— begin Task input —
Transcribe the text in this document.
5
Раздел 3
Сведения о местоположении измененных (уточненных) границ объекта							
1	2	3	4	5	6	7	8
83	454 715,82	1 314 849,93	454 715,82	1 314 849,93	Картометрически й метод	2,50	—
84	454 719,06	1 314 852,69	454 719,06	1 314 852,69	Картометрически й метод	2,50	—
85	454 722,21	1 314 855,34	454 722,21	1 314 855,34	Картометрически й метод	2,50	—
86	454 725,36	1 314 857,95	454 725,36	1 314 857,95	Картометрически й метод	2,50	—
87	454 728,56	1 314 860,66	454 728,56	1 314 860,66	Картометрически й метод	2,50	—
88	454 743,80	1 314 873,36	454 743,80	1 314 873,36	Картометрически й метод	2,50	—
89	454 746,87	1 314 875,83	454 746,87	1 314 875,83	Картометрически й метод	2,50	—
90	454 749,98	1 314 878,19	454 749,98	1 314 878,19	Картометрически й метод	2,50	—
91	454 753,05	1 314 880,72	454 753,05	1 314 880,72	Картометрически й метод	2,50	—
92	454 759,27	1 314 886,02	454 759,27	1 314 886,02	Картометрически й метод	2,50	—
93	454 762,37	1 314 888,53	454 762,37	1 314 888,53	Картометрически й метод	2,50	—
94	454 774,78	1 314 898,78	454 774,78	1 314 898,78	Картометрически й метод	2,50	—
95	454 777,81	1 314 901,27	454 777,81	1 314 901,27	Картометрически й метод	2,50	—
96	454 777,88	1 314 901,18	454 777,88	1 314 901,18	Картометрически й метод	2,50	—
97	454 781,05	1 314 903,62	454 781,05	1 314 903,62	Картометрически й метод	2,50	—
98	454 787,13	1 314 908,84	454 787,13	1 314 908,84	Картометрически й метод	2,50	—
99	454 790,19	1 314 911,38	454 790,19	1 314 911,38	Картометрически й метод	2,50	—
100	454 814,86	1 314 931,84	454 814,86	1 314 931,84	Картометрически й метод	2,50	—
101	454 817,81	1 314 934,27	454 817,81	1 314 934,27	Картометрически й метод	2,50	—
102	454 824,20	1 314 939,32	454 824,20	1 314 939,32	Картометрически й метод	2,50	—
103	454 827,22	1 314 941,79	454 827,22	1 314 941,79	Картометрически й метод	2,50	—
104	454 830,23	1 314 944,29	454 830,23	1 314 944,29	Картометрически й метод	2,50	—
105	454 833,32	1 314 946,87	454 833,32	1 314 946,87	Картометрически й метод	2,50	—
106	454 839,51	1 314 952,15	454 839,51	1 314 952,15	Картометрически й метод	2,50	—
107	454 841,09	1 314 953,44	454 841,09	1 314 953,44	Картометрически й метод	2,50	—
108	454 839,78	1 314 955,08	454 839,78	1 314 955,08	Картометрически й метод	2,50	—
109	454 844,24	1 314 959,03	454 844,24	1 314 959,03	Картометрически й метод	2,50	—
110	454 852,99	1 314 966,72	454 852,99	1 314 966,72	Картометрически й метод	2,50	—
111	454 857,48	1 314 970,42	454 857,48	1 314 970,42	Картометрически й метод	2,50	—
— end Task input —
Aim of the exercise: In full and verbatim, repeat the records given above.

Result:
Transcribe the text in this document.
5
Раздел 3
Сведения о местоположении измененных (уточненных) границ объекта							
1	2	3	4	5	6	7	8
83	454 715,82	1 314 849,93	454 715,82	1 314 849,93	Картометрически й метод	2,50	—
84	454 719,06	1 314 852,69	454 719,06	1 314 852,69	Картометрически й метод	2,50	—
85	454 722,21	1 314 855,34	454 722,21	1 314 855,34	Картометрически й метод	2,50	—
86	454 725,36	1 314 857,95	454 725,36	1 314 857,95	Картометрически й метод	2,50	—
87	454 728,56	1 314 860,66	454 728,56	1 314 860,66	Картометрически й метод	2,50	—
88	454 743,80	1 314 873,36	454 743,80	1 314 873,36	Картометрически й метод	2,50	—
89	454 746,87	1 314 875,83	454 746,87	1 314 875,83	Картометрически й метод	2,50	—
90	454 749,98	1 314 878,19	454 749,98	1 314 878,19	Картометрически й метод	2,50	—
91	454 753,05	1 314 880,72	454 753,05	1 314 880,72	Картометрически й метод	2,50	—
92	454 759,27	1 314 886,02	454 759,27	1 314 886,02	Картометрически й метод	2,50	—
93	454 762,37	1 314 888,53	454 762,37	1 314 888,53	Картометрически й метод	2,50	—
94	454 774,78	1 314 898,78	454 774,78	1 314 898,78	Картометрически й метод	2,50	—
95	454 777,81	1 314 901,27	454 777,81	1 314 901,27	Картометрически й метод	2,50	—
96	454 777,88	1 314 901,18	454 777,88	1 314 901,18	Картометрически й метод	2,50	—
97	454 781,05	1 314 903,62	454 781,05	1 314 903,62	Картометрически й метод	2,50	—
98	454 787,13	1 314 908,84	454 787,13	1 314 908,84	Картометрически й метод	2,50	—
99	454 790,19	1 314 911,38	454 790,19	1 314 911,38	Картометрически й метод	2,50	—
100	454 814,86	1 314 931,84	454 814,86	1 314 931,84	Картометрически й метод	2,50	—
101	454 817,81	1 314 934,27	454 817,81	1 314 934,27	Картометрически й метод	2,50	—
102	454 824,20	1 314 939,32	454 824,20	1 314 939,32	Картометрически й метод	2,50	—
103	454 827,22	1 314 941,79	454 827,22	1 314 941,79	Картометрически й метод	2,50	—
104	454 830,23	1 314 944,29	454 830,23	1 314 944,29	Картометрически й метод	2,50	—
105	454 833,32	1 314 946,87	454 833,32	1 314 946,87	Картометрически й метод	2,50	—
106	454 839,51	1 314 952,15	454 839,51	1 314 952,15	Картометрически й метод	2,50	—
107	454 841,09	1 314 953,44	454 841,09	1 314 953,44	Картометрически й метод	2,50	—
108	454 839,78	1 314 955,08	454 839,78	1 314 955,08	Картометрически й метод	2,50	—
109	454 844,24	1 314 959,03	454 844,24	1 314 959,03	Картометрически й метод	2,50	—
110	454 852,99	1 314 966,72	454 852,99	1 314 966,72	Картометрически й метод	2,50	—
111	454 857,48	1 314 970,42	454 857,48	1 314 970,42	Картометрически й метод	2,50	—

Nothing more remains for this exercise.